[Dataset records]

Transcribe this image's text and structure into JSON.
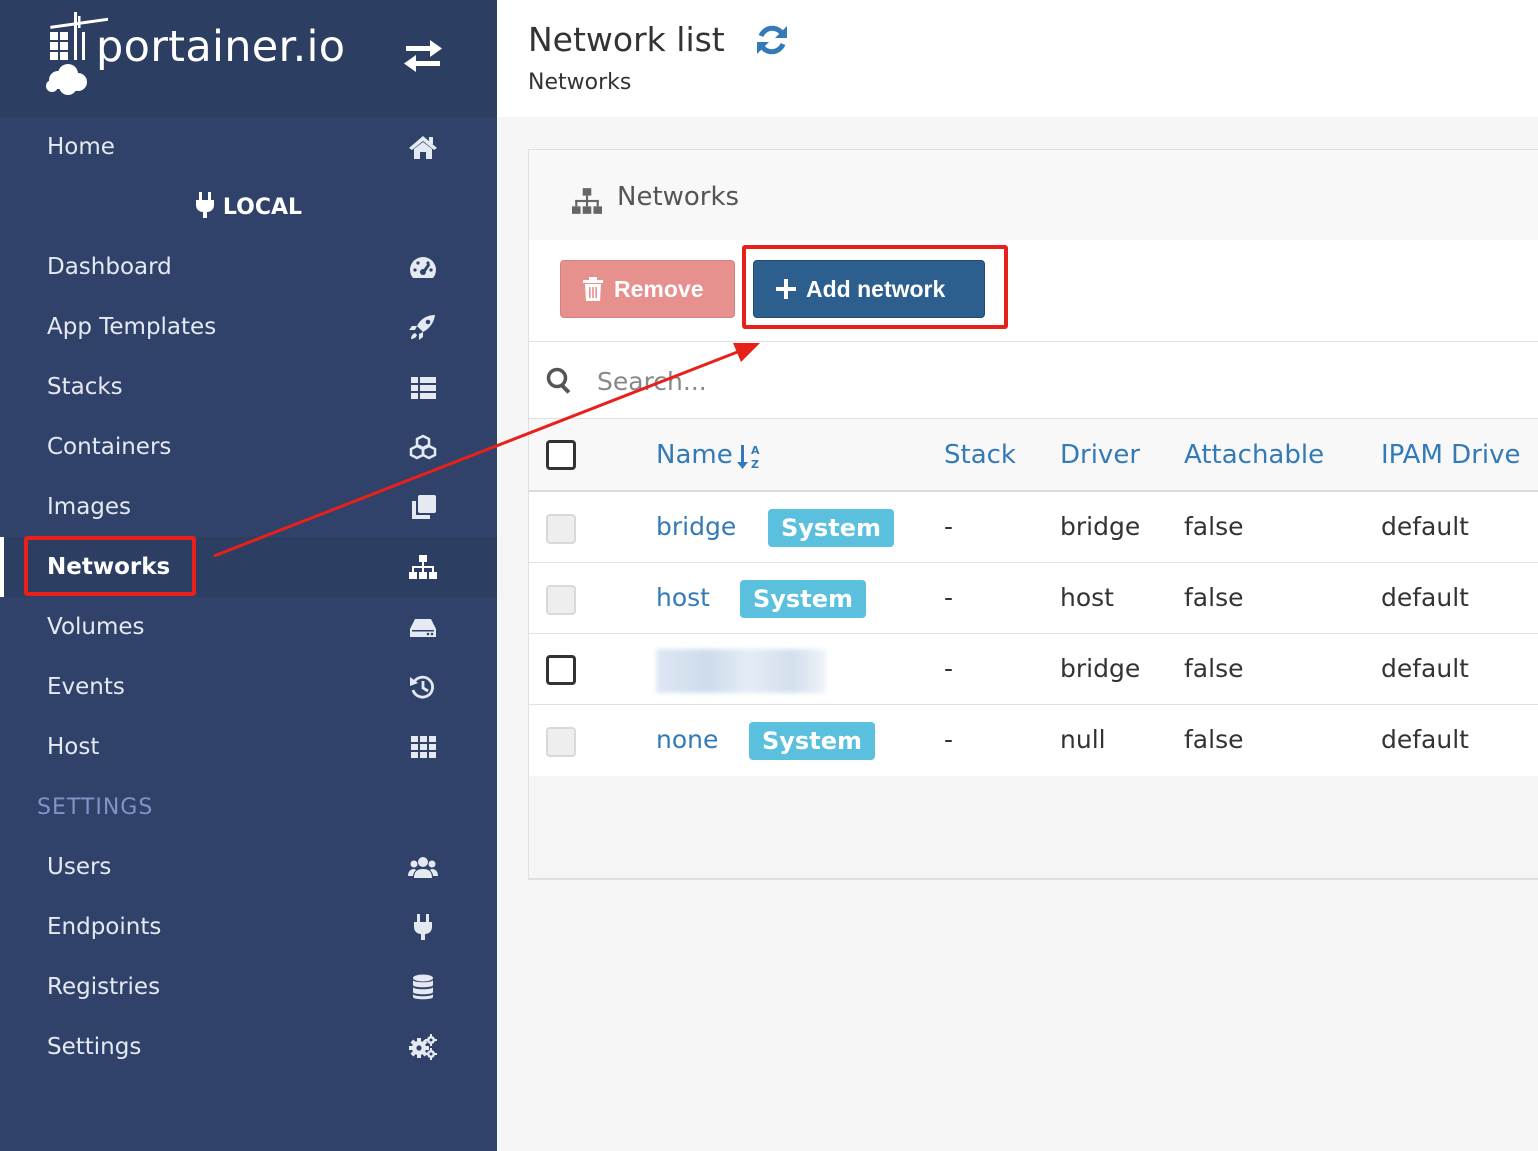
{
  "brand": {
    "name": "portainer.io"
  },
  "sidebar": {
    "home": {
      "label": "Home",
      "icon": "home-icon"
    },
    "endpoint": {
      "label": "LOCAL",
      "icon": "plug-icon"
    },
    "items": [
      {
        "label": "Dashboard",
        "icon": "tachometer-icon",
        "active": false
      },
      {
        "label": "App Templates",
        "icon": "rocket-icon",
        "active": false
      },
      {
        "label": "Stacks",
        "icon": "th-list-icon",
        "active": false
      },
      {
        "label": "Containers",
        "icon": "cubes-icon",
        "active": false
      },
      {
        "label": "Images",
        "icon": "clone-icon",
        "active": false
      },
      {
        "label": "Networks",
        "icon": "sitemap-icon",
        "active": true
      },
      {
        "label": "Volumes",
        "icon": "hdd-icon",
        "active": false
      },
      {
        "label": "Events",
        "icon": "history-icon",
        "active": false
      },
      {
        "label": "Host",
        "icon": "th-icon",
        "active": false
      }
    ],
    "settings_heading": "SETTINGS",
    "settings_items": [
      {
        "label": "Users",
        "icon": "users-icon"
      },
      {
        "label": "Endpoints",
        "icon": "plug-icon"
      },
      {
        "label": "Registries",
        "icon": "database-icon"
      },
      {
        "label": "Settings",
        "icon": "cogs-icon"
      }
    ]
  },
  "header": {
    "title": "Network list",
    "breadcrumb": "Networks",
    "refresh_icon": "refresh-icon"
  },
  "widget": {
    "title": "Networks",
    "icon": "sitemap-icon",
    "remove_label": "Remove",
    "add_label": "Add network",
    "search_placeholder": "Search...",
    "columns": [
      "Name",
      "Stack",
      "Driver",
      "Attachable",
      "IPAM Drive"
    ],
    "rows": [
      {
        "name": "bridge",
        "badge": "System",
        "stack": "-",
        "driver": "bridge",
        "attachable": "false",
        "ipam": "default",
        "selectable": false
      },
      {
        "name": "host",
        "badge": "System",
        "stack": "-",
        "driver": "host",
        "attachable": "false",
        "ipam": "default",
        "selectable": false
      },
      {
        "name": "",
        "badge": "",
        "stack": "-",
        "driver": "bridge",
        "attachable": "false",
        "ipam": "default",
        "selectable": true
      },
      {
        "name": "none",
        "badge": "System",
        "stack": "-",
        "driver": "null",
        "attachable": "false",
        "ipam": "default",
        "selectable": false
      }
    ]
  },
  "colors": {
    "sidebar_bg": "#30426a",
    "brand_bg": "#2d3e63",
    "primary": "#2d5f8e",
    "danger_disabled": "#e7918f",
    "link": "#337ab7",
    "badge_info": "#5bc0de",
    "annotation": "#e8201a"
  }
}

— Work to do —
From the material above, copy everything exactly but the pictures.

— The result —
Transcribe this image's text and structure into JSON.
{
  "brand": {
    "name": "portainer.io"
  },
  "sidebar": {
    "home": {
      "label": "Home",
      "icon": "home-icon"
    },
    "endpoint": {
      "label": "LOCAL",
      "icon": "plug-icon"
    },
    "items": [
      {
        "label": "Dashboard",
        "icon": "tachometer-icon",
        "active": false
      },
      {
        "label": "App Templates",
        "icon": "rocket-icon",
        "active": false
      },
      {
        "label": "Stacks",
        "icon": "th-list-icon",
        "active": false
      },
      {
        "label": "Containers",
        "icon": "cubes-icon",
        "active": false
      },
      {
        "label": "Images",
        "icon": "clone-icon",
        "active": false
      },
      {
        "label": "Networks",
        "icon": "sitemap-icon",
        "active": true
      },
      {
        "label": "Volumes",
        "icon": "hdd-icon",
        "active": false
      },
      {
        "label": "Events",
        "icon": "history-icon",
        "active": false
      },
      {
        "label": "Host",
        "icon": "th-icon",
        "active": false
      }
    ],
    "settings_heading": "SETTINGS",
    "settings_items": [
      {
        "label": "Users",
        "icon": "users-icon"
      },
      {
        "label": "Endpoints",
        "icon": "plug-icon"
      },
      {
        "label": "Registries",
        "icon": "database-icon"
      },
      {
        "label": "Settings",
        "icon": "cogs-icon"
      }
    ]
  },
  "header": {
    "title": "Network list",
    "breadcrumb": "Networks",
    "refresh_icon": "refresh-icon"
  },
  "widget": {
    "title": "Networks",
    "icon": "sitemap-icon",
    "remove_label": "Remove",
    "add_label": "Add network",
    "search_placeholder": "Search...",
    "columns": [
      "Name",
      "Stack",
      "Driver",
      "Attachable",
      "IPAM Drive"
    ],
    "rows": [
      {
        "name": "bridge",
        "badge": "System",
        "stack": "-",
        "driver": "bridge",
        "attachable": "false",
        "ipam": "default",
        "selectable": false
      },
      {
        "name": "host",
        "badge": "System",
        "stack": "-",
        "driver": "host",
        "attachable": "false",
        "ipam": "default",
        "selectable": false
      },
      {
        "name": "",
        "badge": "",
        "stack": "-",
        "driver": "bridge",
        "attachable": "false",
        "ipam": "default",
        "selectable": true
      },
      {
        "name": "none",
        "badge": "System",
        "stack": "-",
        "driver": "null",
        "attachable": "false",
        "ipam": "default",
        "selectable": false
      }
    ]
  },
  "colors": {
    "sidebar_bg": "#30426a",
    "brand_bg": "#2d3e63",
    "primary": "#2d5f8e",
    "danger_disabled": "#e7918f",
    "link": "#337ab7",
    "badge_info": "#5bc0de",
    "annotation": "#e8201a"
  }
}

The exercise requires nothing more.